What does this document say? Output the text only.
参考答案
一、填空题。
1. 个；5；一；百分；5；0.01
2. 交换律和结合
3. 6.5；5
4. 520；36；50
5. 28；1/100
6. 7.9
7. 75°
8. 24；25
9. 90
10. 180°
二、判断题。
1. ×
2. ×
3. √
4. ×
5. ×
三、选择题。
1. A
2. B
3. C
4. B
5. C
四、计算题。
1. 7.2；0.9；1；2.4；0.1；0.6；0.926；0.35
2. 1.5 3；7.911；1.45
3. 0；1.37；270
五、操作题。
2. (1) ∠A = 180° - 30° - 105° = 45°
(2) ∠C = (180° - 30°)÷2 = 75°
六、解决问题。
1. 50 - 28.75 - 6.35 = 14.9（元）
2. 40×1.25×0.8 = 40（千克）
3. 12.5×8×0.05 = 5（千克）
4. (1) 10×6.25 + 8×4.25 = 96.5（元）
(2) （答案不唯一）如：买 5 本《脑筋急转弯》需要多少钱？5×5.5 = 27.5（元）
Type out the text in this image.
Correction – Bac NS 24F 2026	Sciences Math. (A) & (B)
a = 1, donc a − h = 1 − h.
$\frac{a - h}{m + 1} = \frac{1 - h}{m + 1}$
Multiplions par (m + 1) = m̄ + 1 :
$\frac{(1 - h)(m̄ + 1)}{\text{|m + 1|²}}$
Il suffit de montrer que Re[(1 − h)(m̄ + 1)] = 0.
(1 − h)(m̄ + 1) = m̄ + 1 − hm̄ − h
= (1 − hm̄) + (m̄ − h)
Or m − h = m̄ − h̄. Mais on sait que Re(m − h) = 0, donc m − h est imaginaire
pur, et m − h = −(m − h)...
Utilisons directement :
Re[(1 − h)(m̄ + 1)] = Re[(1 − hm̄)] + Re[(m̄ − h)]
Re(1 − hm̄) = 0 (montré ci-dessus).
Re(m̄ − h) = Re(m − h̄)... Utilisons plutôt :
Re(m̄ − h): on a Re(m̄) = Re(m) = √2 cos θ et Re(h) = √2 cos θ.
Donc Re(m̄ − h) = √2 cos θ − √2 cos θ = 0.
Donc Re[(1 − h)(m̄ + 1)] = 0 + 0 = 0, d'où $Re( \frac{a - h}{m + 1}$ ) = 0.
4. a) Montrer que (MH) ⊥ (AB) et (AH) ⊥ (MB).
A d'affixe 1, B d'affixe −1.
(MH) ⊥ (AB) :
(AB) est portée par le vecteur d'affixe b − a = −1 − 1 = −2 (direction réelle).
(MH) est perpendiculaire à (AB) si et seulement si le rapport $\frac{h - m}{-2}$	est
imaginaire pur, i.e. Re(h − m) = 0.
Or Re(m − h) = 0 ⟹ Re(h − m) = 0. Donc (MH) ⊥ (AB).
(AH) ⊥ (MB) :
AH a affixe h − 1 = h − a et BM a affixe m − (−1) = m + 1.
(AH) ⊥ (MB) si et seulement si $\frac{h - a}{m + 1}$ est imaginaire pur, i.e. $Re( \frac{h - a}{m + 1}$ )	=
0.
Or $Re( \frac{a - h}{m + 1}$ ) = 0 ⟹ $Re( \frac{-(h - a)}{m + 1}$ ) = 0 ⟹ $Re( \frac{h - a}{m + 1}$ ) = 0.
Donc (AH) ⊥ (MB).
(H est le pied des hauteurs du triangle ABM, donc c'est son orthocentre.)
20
══════════════════════════════
## Stated problem
Write out every line of the material again, exactly as it reads.

## Answer in full
What does this document say? Output the text only.
参考答案
一、填空题。
1. 个；5；一；百分；5；0.01
2. 交换律和结合
3. 6.5；5
4. 520；36；50
5. 28；1/100
6. 7.9
7. 75°
8. 24；25
9. 90
10. 180°
二、判断题。
1. ×
2. ×
3. √
4. ×
5. ×
三、选择题。
1. A
2. B
3. C
4. B
5. C
四、计算题。
1. 7.2；0.9；1；2.4；0.1；0.6；0.926；0.35
2. 1.5 3；7.911；1.45
3. 0；1.37；270
五、操作题。
2. (1) ∠A = 180° - 30° - 105° = 45°
(2) ∠C = (180° - 30°)÷2 = 75°
六、解决问题。
1. 50 - 28.75 - 6.35 = 14.9（元）
2. 40×1.25×0.8 = 40（千克）
3. 12.5×8×0.05 = 5（千克）
4. (1) 10×6.25 + 8×4.25 = 96.5（元）
(2) （答案不唯一）如：买 5 本《脑筋急转弯》需要多少钱？5×5.5 = 27.5（元）
Type out the text in this image.
Correction – Bac NS 24F 2026	Sciences Math. (A) & (B)
a = 1, donc a − h = 1 − h.
$\frac{a - h}{m + 1} = \frac{1 - h}{m + 1}$
Multiplions par (m + 1) = m̄ + 1 :
$\frac{(1 - h)(m̄ + 1)}{\text{|m + 1|²}}$
Il suffit de montrer que Re[(1 − h)(m̄ + 1)] = 0.
(1 − h)(m̄ + 1) = m̄ + 1 − hm̄ − h
= (1 − hm̄) + (m̄ − h)
Or m − h = m̄ − h̄. Mais on sait que Re(m − h) = 0, donc m − h est imaginaire
pur, et m − h = −(m − h)...
Utilisons directement :
Re[(1 − h)(m̄ + 1)] = Re[(1 − hm̄)] + Re[(m̄ − h)]
Re(1 − hm̄) = 0 (montré ci-dessus).
Re(m̄ − h) = Re(m − h̄)... Utilisons plutôt :
Re(m̄ − h): on a Re(m̄) = Re(m) = √2 cos θ et Re(h) = √2 cos θ.
Donc Re(m̄ − h) = √2 cos θ − √2 cos θ = 0.
Donc Re[(1 − h)(m̄ + 1)] = 0 + 0 = 0, d'où $Re( \frac{a - h}{m + 1}$ ) = 0.
4. a) Montrer que (MH) ⊥ (AB) et (AH) ⊥ (MB).
A d'affixe 1, B d'affixe −1.
(MH) ⊥ (AB) :
(AB) est portée par le vecteur d'affixe b − a = −1 − 1 = −2 (direction réelle).
(MH) est perpendiculaire à (AB) si et seulement si le rapport $\frac{h - m}{-2}$	est
imaginaire pur, i.e. Re(h − m) = 0.
Or Re(m − h) = 0 ⟹ Re(h − m) = 0. Donc (MH) ⊥ (AB).
(AH) ⊥ (MB) :
AH a affixe h − 1 = h − a et BM a affixe m − (−1) = m + 1.
(AH) ⊥ (MB) si et seulement si $\frac{h - a}{m + 1}$ est imaginaire pur, i.e. $Re( \frac{h - a}{m + 1}$ )	=
0.
Or $Re( \frac{a - h}{m + 1}$ ) = 0 ⟹ $Re( \frac{-(h - a)}{m + 1}$ ) = 0 ⟹ $Re( \frac{h - a}{m + 1}$ ) = 0.
Donc (AH) ⊥ (MB).
(H est le pied des hauteurs du triangle ABM, donc c'est son orthocentre.)
20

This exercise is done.